▶ **REQUIREMENT**
Write out each line exactly as given. Leave the pictures out of your copy.

— start AVAILABLE DATA —

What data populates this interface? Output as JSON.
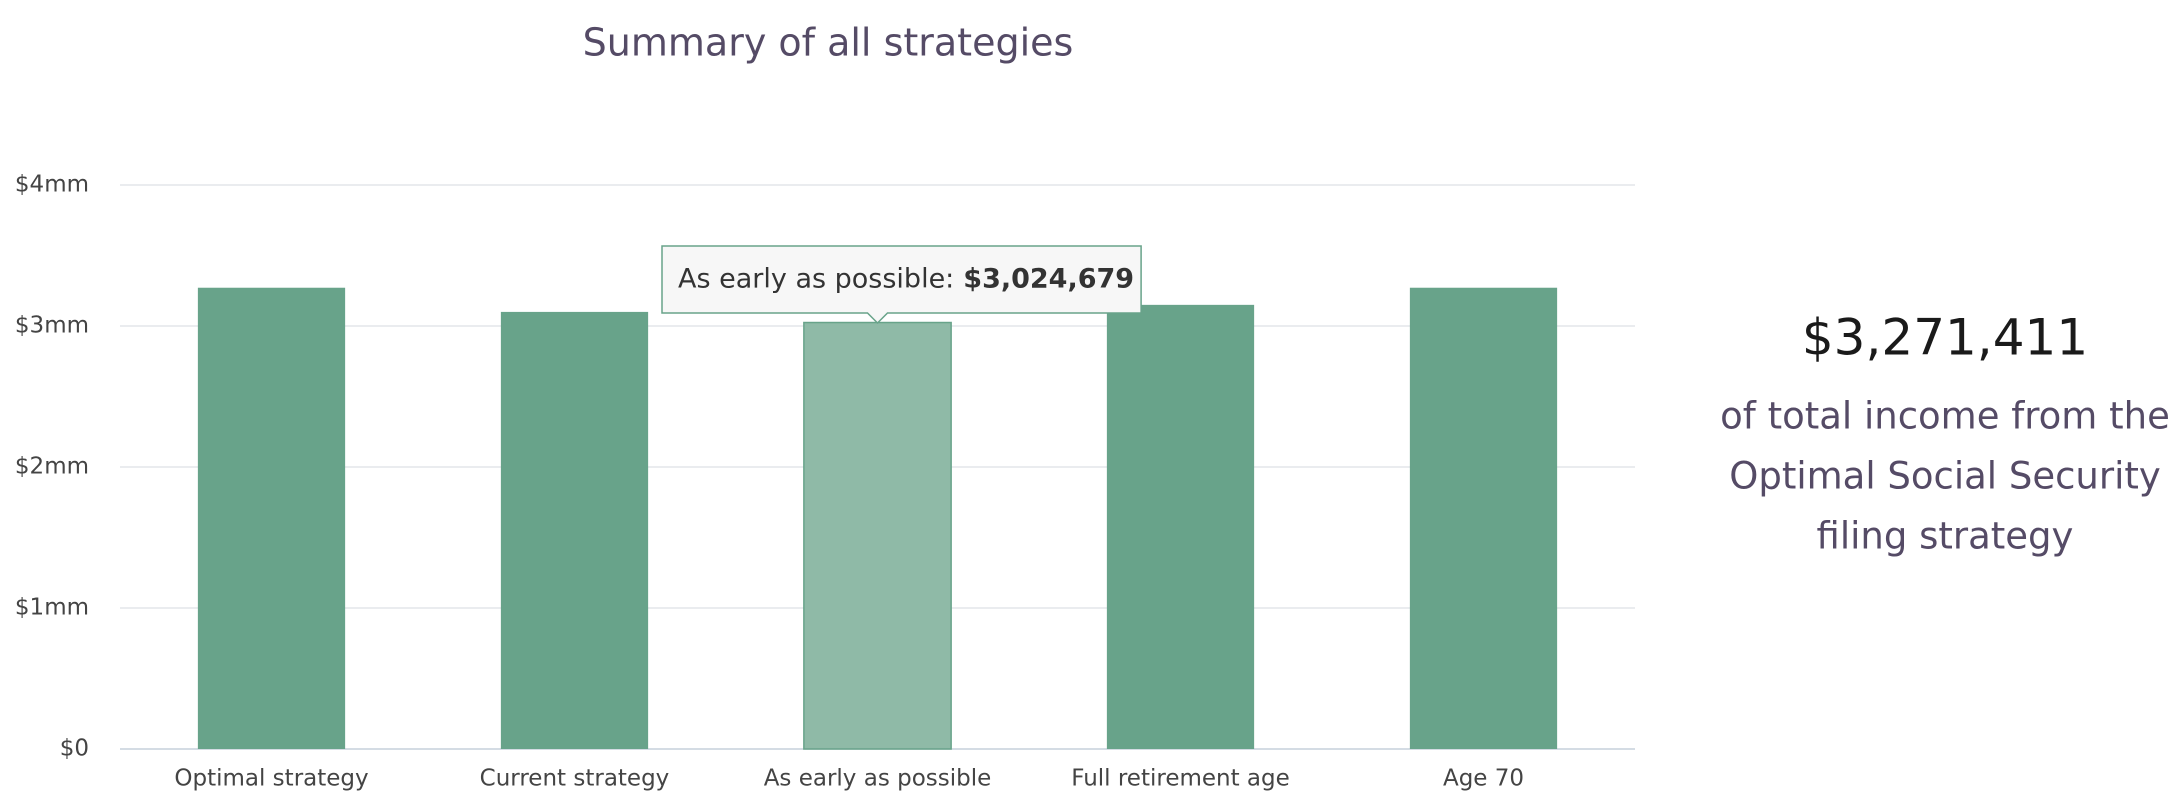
{
  "chart_data": {
    "type": "bar",
    "title": "Summary of all strategies",
    "categories": [
      "Optimal strategy",
      "Current strategy",
      "As early as possible",
      "Full retirement age",
      "Age 70"
    ],
    "values": [
      3271411,
      3100000,
      3024679,
      3150000,
      3271411
    ],
    "color": "#68a38a",
    "highlight_color": "#8fbaa7",
    "ylim": [
      0,
      4000000
    ],
    "yticks": [
      {
        "value": 0,
        "label": "$0"
      },
      {
        "value": 1000000,
        "label": "$1mm"
      },
      {
        "value": 2000000,
        "label": "$2mm"
      },
      {
        "value": 3000000,
        "label": "$3mm"
      },
      {
        "value": 4000000,
        "label": "$4mm"
      }
    ],
    "grid": true,
    "tooltip": {
      "label": "As early as possible:",
      "value": "$3,024,679"
    }
  },
  "summary": {
    "amount": "$3,271,411",
    "lines": [
      "of total income from the",
      "Optimal Social Security",
      "filing strategy"
    ]
  }
}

— end AVAILABLE DATA —

▶ **EXERCISE RESPONSE**
What data populates this interface? Output as JSON.
{
  "chart_data": {
    "type": "bar",
    "title": "Summary of all strategies",
    "categories": [
      "Optimal strategy",
      "Current strategy",
      "As early as possible",
      "Full retirement age",
      "Age 70"
    ],
    "values": [
      3271411,
      3100000,
      3024679,
      3150000,
      3271411
    ],
    "color": "#68a38a",
    "highlight_color": "#8fbaa7",
    "ylim": [
      0,
      4000000
    ],
    "yticks": [
      {
        "value": 0,
        "label": "$0"
      },
      {
        "value": 1000000,
        "label": "$1mm"
      },
      {
        "value": 2000000,
        "label": "$2mm"
      },
      {
        "value": 3000000,
        "label": "$3mm"
      },
      {
        "value": 4000000,
        "label": "$4mm"
      }
    ],
    "grid": true,
    "tooltip": {
      "label": "As early as possible:",
      "value": "$3,024,679"
    }
  },
  "summary": {
    "amount": "$3,271,411",
    "lines": [
      "of total income from the",
      "Optimal Social Security",
      "filing strategy"
    ]
  }
}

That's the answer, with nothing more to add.